» Data:
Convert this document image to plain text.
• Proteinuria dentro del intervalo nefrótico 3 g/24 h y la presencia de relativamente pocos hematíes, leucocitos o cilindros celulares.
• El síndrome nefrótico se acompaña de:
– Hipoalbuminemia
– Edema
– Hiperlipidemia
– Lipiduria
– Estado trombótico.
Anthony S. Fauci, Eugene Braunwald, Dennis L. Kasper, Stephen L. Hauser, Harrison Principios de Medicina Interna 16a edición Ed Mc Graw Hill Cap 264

» What the exercise asks:
State how many lines in the listing contain the word "nefrótico", and write nothing besides that number.

» Answer space:
2